◆ Your tasks:
[1] Please reproduce the records word for word, covering the stretch from the start of the records through the line containing "x-tick-label: 17 [546,479,574,504]".
[2] Write the next part of the text on inter-process communication and pipes in Linux, continuing from its last sentence.

◆ Text:
Processes, though operating in isolated virtual address spaces, often need to communicate with each other in controlled ways. This is what Inter-Process Communication (IPC) is about. We already saw simple examples of IPC in the form of process exit statuses last time. In addition, Linux provides other mechanisms for processes to communicate: they can read and write files on disk, or they can rely on a more efficient, in-memory streaming transport in the form of pipes.

The notion of multiple processes working together to achieve a goal shows up in many ways in your everday computing. Two key examples are:

Pipes

A pipe provides a unidirectional, in-order transport mechanism. A process can use a pipe to send data to itself, but a pipe is most powerful when combined with fork(), which allows it to be used for communication across parent and child processes.

Pipes are created using the pipe() system call. Each pipe has two user-facing file descriptors, corresponding to the read end and the write end of the pipe. File descriptors are identifiers that the kernel uses to keep track of open resources (such as files) used by user-space processes. User-space processes refer to these resources using integer file descriptor (FD) numbers; in the kernel, the FD numbers index into a FD table maintained for each process.

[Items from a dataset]
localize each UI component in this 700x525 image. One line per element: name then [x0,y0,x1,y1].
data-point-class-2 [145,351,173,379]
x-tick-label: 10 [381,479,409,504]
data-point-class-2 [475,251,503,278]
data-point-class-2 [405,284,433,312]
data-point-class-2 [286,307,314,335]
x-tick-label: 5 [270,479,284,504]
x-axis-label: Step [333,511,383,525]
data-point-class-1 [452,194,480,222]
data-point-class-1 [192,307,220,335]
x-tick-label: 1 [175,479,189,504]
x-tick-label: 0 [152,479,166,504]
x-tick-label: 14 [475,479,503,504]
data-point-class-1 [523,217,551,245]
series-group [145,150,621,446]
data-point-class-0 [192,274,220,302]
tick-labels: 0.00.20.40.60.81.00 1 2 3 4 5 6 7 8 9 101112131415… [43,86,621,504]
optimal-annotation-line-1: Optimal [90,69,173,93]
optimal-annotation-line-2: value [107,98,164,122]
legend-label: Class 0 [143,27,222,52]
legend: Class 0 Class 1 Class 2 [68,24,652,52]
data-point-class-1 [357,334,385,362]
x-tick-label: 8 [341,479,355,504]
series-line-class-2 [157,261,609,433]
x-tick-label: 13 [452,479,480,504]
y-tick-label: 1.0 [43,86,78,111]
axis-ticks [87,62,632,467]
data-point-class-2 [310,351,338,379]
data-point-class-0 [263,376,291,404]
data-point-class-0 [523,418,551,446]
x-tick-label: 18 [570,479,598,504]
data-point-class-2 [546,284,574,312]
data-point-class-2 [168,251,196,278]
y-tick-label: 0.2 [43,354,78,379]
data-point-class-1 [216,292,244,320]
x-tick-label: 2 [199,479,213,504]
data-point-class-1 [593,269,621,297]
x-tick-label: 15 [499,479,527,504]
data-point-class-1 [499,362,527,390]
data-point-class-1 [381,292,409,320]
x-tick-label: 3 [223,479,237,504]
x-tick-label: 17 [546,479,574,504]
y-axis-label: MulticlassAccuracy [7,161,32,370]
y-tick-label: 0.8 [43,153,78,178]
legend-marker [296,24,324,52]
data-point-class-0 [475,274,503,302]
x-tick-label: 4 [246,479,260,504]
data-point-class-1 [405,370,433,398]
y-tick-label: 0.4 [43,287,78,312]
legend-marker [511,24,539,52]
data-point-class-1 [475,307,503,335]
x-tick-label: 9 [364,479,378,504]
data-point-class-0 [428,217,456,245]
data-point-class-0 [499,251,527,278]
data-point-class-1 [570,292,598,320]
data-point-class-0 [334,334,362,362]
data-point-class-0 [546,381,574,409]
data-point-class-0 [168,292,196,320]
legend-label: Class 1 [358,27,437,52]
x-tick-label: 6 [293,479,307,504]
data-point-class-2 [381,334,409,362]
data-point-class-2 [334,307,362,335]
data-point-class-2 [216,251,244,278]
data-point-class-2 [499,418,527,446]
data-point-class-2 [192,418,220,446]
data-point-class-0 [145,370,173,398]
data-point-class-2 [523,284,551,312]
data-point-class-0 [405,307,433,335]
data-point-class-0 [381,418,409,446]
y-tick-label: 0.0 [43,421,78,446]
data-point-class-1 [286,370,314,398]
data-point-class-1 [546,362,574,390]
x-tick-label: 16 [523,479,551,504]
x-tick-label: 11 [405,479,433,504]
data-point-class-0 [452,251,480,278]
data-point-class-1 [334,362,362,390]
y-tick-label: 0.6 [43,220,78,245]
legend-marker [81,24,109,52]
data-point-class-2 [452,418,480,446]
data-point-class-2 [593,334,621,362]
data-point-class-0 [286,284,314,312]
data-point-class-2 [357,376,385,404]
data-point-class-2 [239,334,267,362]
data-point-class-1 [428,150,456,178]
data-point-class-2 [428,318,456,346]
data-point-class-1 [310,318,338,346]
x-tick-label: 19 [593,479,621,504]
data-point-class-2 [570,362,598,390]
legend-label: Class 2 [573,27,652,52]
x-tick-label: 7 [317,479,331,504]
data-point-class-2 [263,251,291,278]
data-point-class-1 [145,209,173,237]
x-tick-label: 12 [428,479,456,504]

◆ Responses to the exercise:
[1]
localize each UI component in this 700x525 image. One line per element: name then [x0,y0,x1,y1].
data-point-class-2 [145,351,173,379]
x-tick-label: 10 [381,479,409,504]
data-point-class-2 [475,251,503,278]
data-point-class-2 [405,284,433,312]
data-point-class-2 [286,307,314,335]
x-tick-label: 5 [270,479,284,504]
x-axis-label: Step [333,511,383,525]
data-point-class-1 [452,194,480,222]
data-point-class-1 [192,307,220,335]
x-tick-label: 1 [175,479,189,504]
x-tick-label: 0 [152,479,166,504]
x-tick-label: 14 [475,479,503,504]
data-point-class-1 [523,217,551,245]
series-group [145,150,621,446]
data-point-class-0 [192,274,220,302]
tick-labels: 0.00.20.40.60.81.00 1 2 3 4 5 6 7 8 9 101112131415… [43,86,621,504]
optimal-annotation-line-1: Optimal [90,69,173,93]
optimal-annotation-line-2: value [107,98,164,122]
legend-label: Class 0 [143,27,222,52]
legend: Class 0 Class 1 Class 2 [68,24,652,52]
data-point-class-1 [357,334,385,362]
x-tick-label: 8 [341,479,355,504]
series-line-class-2 [157,261,609,433]
x-tick-label: 13 [452,479,480,504]
y-tick-label: 1.0 [43,86,78,111]
axis-ticks [87,62,632,467]
data-point-class-2 [310,351,338,379]
data-point-class-0 [263,376,291,404]
data-point-class-0 [523,418,551,446]
x-tick-label: 18 [570,479,598,504]
data-point-class-2 [546,284,574,312]
data-point-class-2 [168,251,196,278]
y-tick-label: 0.2 [43,354,78,379]
data-point-class-1 [216,292,244,320]
x-tick-label: 2 [199,479,213,504]
data-point-class-1 [593,269,621,297]
x-tick-label: 15 [499,479,527,504]
data-point-class-1 [499,362,527,390]
data-point-class-1 [381,292,409,320]
x-tick-label: 3 [223,479,237,504]
x-tick-label: 17 [546,479,574,504]

[2]
The signature of the pipe() system call looks like this:

int pipe(int pfd[2]);

It is the responsibility of the user-space process to allocate memory for the pfd array. The memory can be in a global variable, on the stack, or on the heap. This follows a general principle with Linux system calls: the memory that the kernel writes data or information to must be allocated by user-space and a valid pointer passed into the kernel.

A successful call to pipe() creates 2 file descriptors, placed in array pfd:

How do I remember which end is which?

The default file descriptors available to each process (stdin, stdout, and stderr) provide a useful mnemonic to remember which end of a pipe is the read end:

Data written to pfd[1] can be read from pfd[0].

Can a pipe be used bi-directionally?

The read end of the pipe can't be written, and the write end of the pipe can't be read. Attempting to read/write to the wrong end of the pipe will result in a system call error (the read() or write() call will return -1).

Let's look at a concrete example in selfpipe.cc:

int main() {
    int pfd[2];
    int r = pipe(pfd);
    assert(r == 0);

    char wbuf[BUFSIZ];
    sprintf(wbuf, "Hello from pid %d\n", getpid());

    ssize_t n = write(pfd[1], wbuf, strlen(wbuf));
    assert(n == (ssize_t) strlen(wbuf));

    char rbuf[BUFSIZ];
    n = read(pfd[0], rbuf, BUFSIZ);
    assert(n >= 0);
    rbuf[n] = 0;

    assert(strcmp(wbuf, rbuf) == 0);
    printf("Wrote %s", wbuf);
    printf("Read %s", rbuf);
}

This code (which doesn't contain fork()) creates a pipe, writes to it, and reads from it within a single process. We create a pipe, write to the pipe, and then read from the pipe. Finally, we assert that the string we get out of the pipe is the same string we wrote into the pipe.

You might wonder where the data goes after the write() system call completes, but before the read() from the pipe is invoked. The data doesn't live in the process's address space! It actually goes into a memory buffer located in the kernel address space.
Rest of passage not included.